▸ GIVEN TASK
Please transcribe the data that follows without the pictures, keeping every word the same.

▸ INFORMATION PROVIDED
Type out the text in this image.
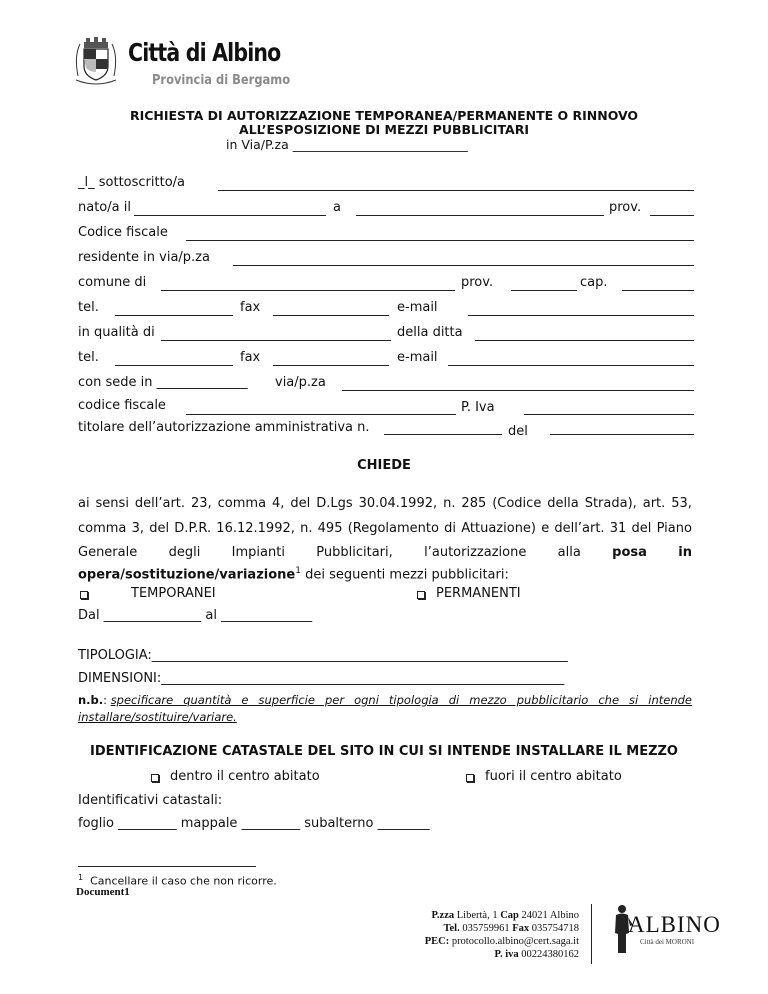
Città di Albino
Provincia di Bergamo
RICHIESTA DI AUTORIZZAZIONE TEMPORANEA/PERMANENTE O RINNOVO
ALL’ESPOSIZIONE DI MEZZI PUBBLICITARI
in Via/P.za ____________________________
_l_ sottoscritto/a
nato/a il	a	prov.
Codice fiscale
residente in via/p.za
comune di	prov.	cap.
tel.	fax	e-mail
in qualità di	della ditta
tel.	fax	e-mail
con sede in ______________ via/p.za
codice fiscale	P. Iva
titolare dell’autorizzazione amministrativa n.	del
CHIEDE
ai sensi dell’art. 23, comma 4, del D.Lgs 30.04.1992, n. 285 (Codice della Strada), art. 53,
comma 3, del D.P.R. 16.12.1992, n. 495 (Regolamento di Attuazione) e dell’art. 31 del Piano
Generale degli Impianti Pubblicitari, l’autorizzazione alla posa in
opera/sostituzione/variazione$^1$ dei seguenti mezzi pubblicitari:
TEMPORANEI	PERMANENTI
Dal _______________ al ______________
TIPOLOGIA:________________________________________________________________
DIMENSIONI:______________________________________________________________
n.b. : specificare quantità e superficie per ogni tipologia di mezzo pubblicitario che si intende
installare/sostituire/variare.
IDENTIFICAZIONE CATASTALE DEL SITO IN CUI SI INTENDE INSTALLARE IL MEZZO
dentro il centro abitato	fuori il centro abitato
Identificativi catastali:
foglio _________ mappale _________ subalterno ________
$^1$ Cancellare il caso che non ricorre.
Document1
P.zza Libertà, 1 Cap 24021 Albino
Tel. 035759961 Fax 035754718
PEC: protocollo.albino@cert.saga.it
P. iva 00224380162
ALBINO
Città dei MORONI
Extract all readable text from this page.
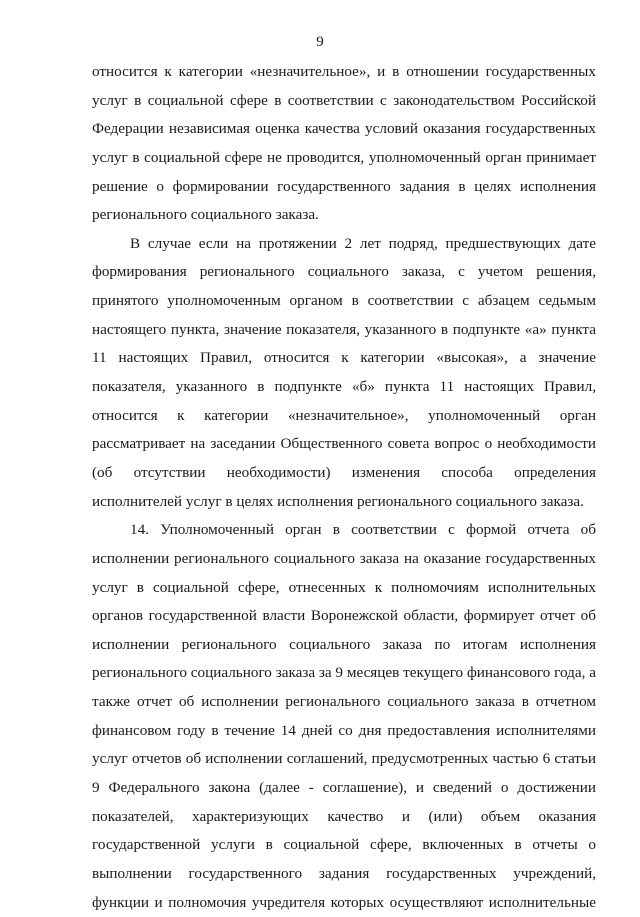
9
относится к категории «незначительное», и в отношении государственных
услуг в социальной сфере в соответствии с законодательством Российской
Федерации независимая оценка качества условий оказания государственных
услуг в социальной сфере не проводится, уполномоченный орган принимает
решение о формировании государственного задания в целях исполнения
регионального социального заказа.
В случае если на протяжении 2 лет подряд, предшествующих дате
формирования регионального социального заказа, с учетом решения,
принятого уполномоченным органом в соответствии с абзацем седьмым
настоящего пункта, значение показателя, указанного в подпункте «а» пункта
11 настоящих Правил, относится к категории «высокая», а значение
показателя, указанного в подпункте «б» пункта 11 настоящих Правил,
относится к категории «незначительное», уполномоченный орган
рассматривает на заседании Общественного совета вопрос о необходимости
(об отсутствии необходимости) изменения способа определения
исполнителей услуг в целях исполнения регионального социального заказа.
14. Уполномоченный орган в соответствии с формой отчета об
исполнении регионального социального заказа на оказание государственных
услуг в социальной сфере, отнесенных к полномочиям исполнительных
органов государственной власти Воронежской области, формирует отчет об
исполнении регионального социального заказа по итогам исполнения
регионального социального заказа за 9 месяцев текущего финансового года, а
также отчет об исполнении регионального социального заказа в отчетном
финансовом году в течение 14 дней со дня предоставления исполнителями
услуг отчетов об исполнении соглашений, предусмотренных частью 6 статьи
9 Федерального закона (далее - соглашение), и сведений о достижении
показателей, характеризующих качество и (или) объем оказания
государственной услуги в социальной сфере, включенных в отчеты о
выполнении государственного задания государственных учреждений,
функции и полномочия учредителя которых осуществляют исполнительные
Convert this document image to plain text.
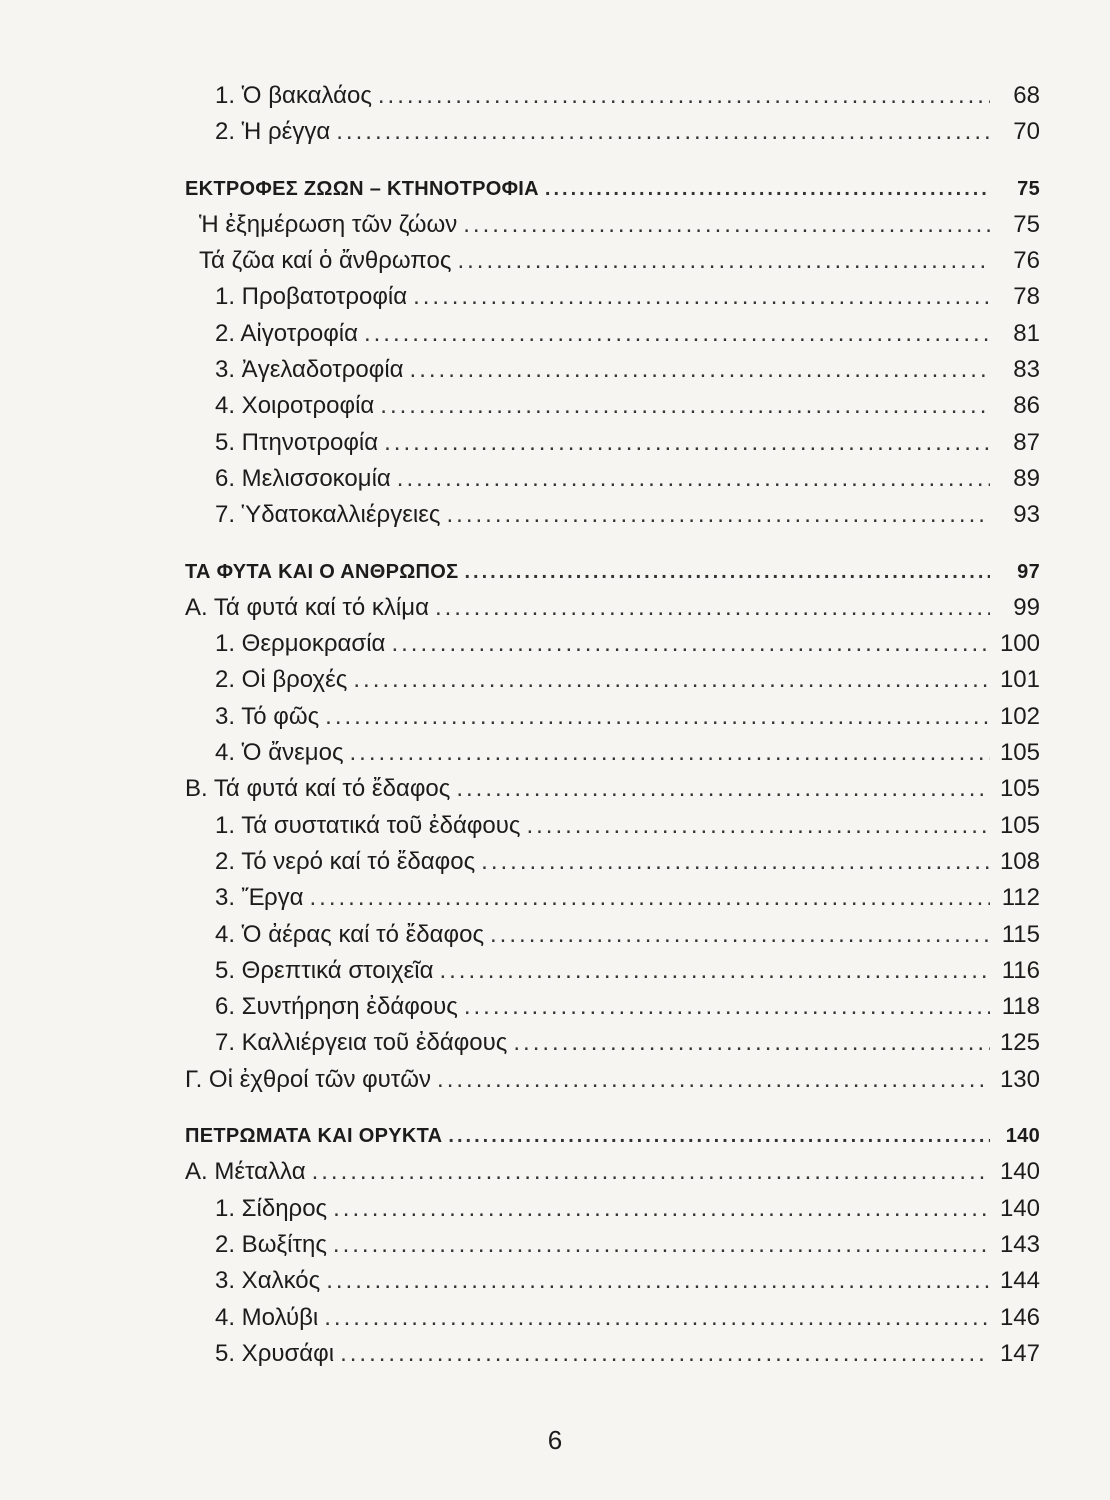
1. Ὁ βακαλάος .....	68
2. Ἡ ρέγγα .....	70
ΕΚΤΡΟΦΕΣ ΖΩΩΝ – ΚΤΗΝΟΤΡΟΦΙΑ .....	75
Ἡ ἐξημέρωση τῶν ζώων .....	75
Τά ζῶα καί ὁ ἄνθρωπος .....	76
1. Προβατοτροφία .....	78
2. Αἰγοτροφία .....	81
3. Ἀγελαδοτροφία .....	83
4. Χοιροτροφία .....	86
5. Πτηνοτροφία .....	87
6. Μελισσοκομία .....	89
7. Ὑδατοκαλλιέργειες .....	93
ΤΑ ΦΥΤΑ ΚΑΙ Ο ΑΝΘΡΩΠΟΣ .....	97
Α. Τά φυτά καί τό κλίμα .....	99
1. Θερμοκρασία .....	100
2. Οἱ βροχές .....	101
3. Τό φῶς .....	102
4. Ὁ ἄνεμος .....	105
Β. Τά φυτά καί τό ἔδαφος .....	105
1. Τά συστατικά τοῦ ἐδάφους .....	105
2. Τό νερό καί τό ἔδαφος .....	108
3. Ἔργα .....	112
4. Ὁ ἀέρας καί τό ἔδαφος .....	115
5. Θρεπτικά στοιχεῖα .....	116
6. Συντήρηση ἐδάφους .....	118
7. Καλλιέργεια τοῦ ἐδάφους .....	125
Γ. Οἱ ἐχθροί τῶν φυτῶν .....	130
ΠΕΤΡΩΜΑΤΑ ΚΑΙ ΟΡΥΚΤΑ .....	140
Α. Μέταλλα .....	140
1. Σίδηρος .....	140
2. Βωξίτης .....	143
3. Χαλκός .....	144
4. Μολύβι .....	146
5. Χρυσάφι .....	147
6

▸ TASK ANSWER
Type out the text in this image.
Città di Albino
Provincia di Bergamo
RICHIESTA DI AUTORIZZAZIONE TEMPORANEA/PERMANENTE O RINNOVO
ALL’ESPOSIZIONE DI MEZZI PUBBLICITARI
in Via/P.za ____________________________
_l_ sottoscritto/a
nato/a il	a	prov.
Codice fiscale
residente in via/p.za
comune di	prov.	cap.
tel.	fax	e-mail
in qualità di	della ditta
tel.	fax	e-mail
con sede in ______________ via/p.za
codice fiscale	P. Iva
titolare dell’autorizzazione amministrativa n.	del
CHIEDE
ai sensi dell’art. 23, comma 4, del D.Lgs 30.04.1992, n. 285 (Codice della Strada), art. 53,
comma 3, del D.P.R. 16.12.1992, n. 495 (Regolamento di Attuazione) e dell’art. 31 del Piano
Generale degli Impianti Pubblicitari, l’autorizzazione alla posa in
opera/sostituzione/variazione$^1$ dei seguenti mezzi pubblicitari:
TEMPORANEI	PERMANENTI
Dal _______________ al ______________
TIPOLOGIA:________________________________________________________________
DIMENSIONI:______________________________________________________________
n.b. : specificare quantità e superficie per ogni tipologia di mezzo pubblicitario che si intende
installare/sostituire/variare.
IDENTIFICAZIONE CATASTALE DEL SITO IN CUI SI INTENDE INSTALLARE IL MEZZO
dentro il centro abitato	fuori il centro abitato
Identificativi catastali:
foglio _________ mappale _________ subalterno ________
$^1$ Cancellare il caso che non ricorre.
Document1
P.zza Libertà, 1 Cap 24021 Albino
Tel. 035759961 Fax 035754718
PEC: protocollo.albino@cert.saga.it
P. iva 00224380162
ALBINO
Città dei MORONI
Extract all readable text from this page.
9
относится к категории «незначительное», и в отношении государственных
услуг в социальной сфере в соответствии с законодательством Российской
Федерации независимая оценка качества условий оказания государственных
услуг в социальной сфере не проводится, уполномоченный орган принимает
решение о формировании государственного задания в целях исполнения
регионального социального заказа.
В случае если на протяжении 2 лет подряд, предшествующих дате
формирования регионального социального заказа, с учетом решения,
принятого уполномоченным органом в соответствии с абзацем седьмым
настоящего пункта, значение показателя, указанного в подпункте «а» пункта
11 настоящих Правил, относится к категории «высокая», а значение
показателя, указанного в подпункте «б» пункта 11 настоящих Правил,
относится к категории «незначительное», уполномоченный орган
рассматривает на заседании Общественного совета вопрос о необходимости
(об отсутствии необходимости) изменения способа определения
исполнителей услуг в целях исполнения регионального социального заказа.
14. Уполномоченный орган в соответствии с формой отчета об
исполнении регионального социального заказа на оказание государственных
услуг в социальной сфере, отнесенных к полномочиям исполнительных
органов государственной власти Воронежской области, формирует отчет об
исполнении регионального социального заказа по итогам исполнения
регионального социального заказа за 9 месяцев текущего финансового года, а
также отчет об исполнении регионального социального заказа в отчетном
финансовом году в течение 14 дней со дня предоставления исполнителями
услуг отчетов об исполнении соглашений, предусмотренных частью 6 статьи
9 Федерального закона (далее - соглашение), и сведений о достижении
показателей, характеризующих качество и (или) объем оказания
государственной услуги в социальной сфере, включенных в отчеты о
выполнении государственного задания государственных учреждений,
функции и полномочия учредителя которых осуществляют исполнительные
Convert this document image to plain text.
1. Ὁ βακαλάος .....	68
2. Ἡ ρέγγα .....	70
ΕΚΤΡΟΦΕΣ ΖΩΩΝ – ΚΤΗΝΟΤΡΟΦΙΑ .....	75
Ἡ ἐξημέρωση τῶν ζώων .....	75
Τά ζῶα καί ὁ ἄνθρωπος .....	76
1. Προβατοτροφία .....	78
2. Αἰγοτροφία .....	81
3. Ἀγελαδοτροφία .....	83
4. Χοιροτροφία .....	86
5. Πτηνοτροφία .....	87
6. Μελισσοκομία .....	89
7. Ὑδατοκαλλιέργειες .....	93
ΤΑ ΦΥΤΑ ΚΑΙ Ο ΑΝΘΡΩΠΟΣ .....	97
Α. Τά φυτά καί τό κλίμα .....	99
1. Θερμοκρασία .....	100
2. Οἱ βροχές .....	101
3. Τό φῶς .....	102
4. Ὁ ἄνεμος .....	105
Β. Τά φυτά καί τό ἔδαφος .....	105
1. Τά συστατικά τοῦ ἐδάφους .....	105
2. Τό νερό καί τό ἔδαφος .....	108
3. Ἔργα .....	112
4. Ὁ ἀέρας καί τό ἔδαφος .....	115
5. Θρεπτικά στοιχεῖα .....	116
6. Συντήρηση ἐδάφους .....	118
7. Καλλιέργεια τοῦ ἐδάφους .....	125
Γ. Οἱ ἐχθροί τῶν φυτῶν .....	130
ΠΕΤΡΩΜΑΤΑ ΚΑΙ ΟΡΥΚΤΑ .....	140
Α. Μέταλλα .....	140
1. Σίδηρος .....	140
2. Βωξίτης .....	143
3. Χαλκός .....	144
4. Μολύβι .....	146
5. Χρυσάφι .....	147
6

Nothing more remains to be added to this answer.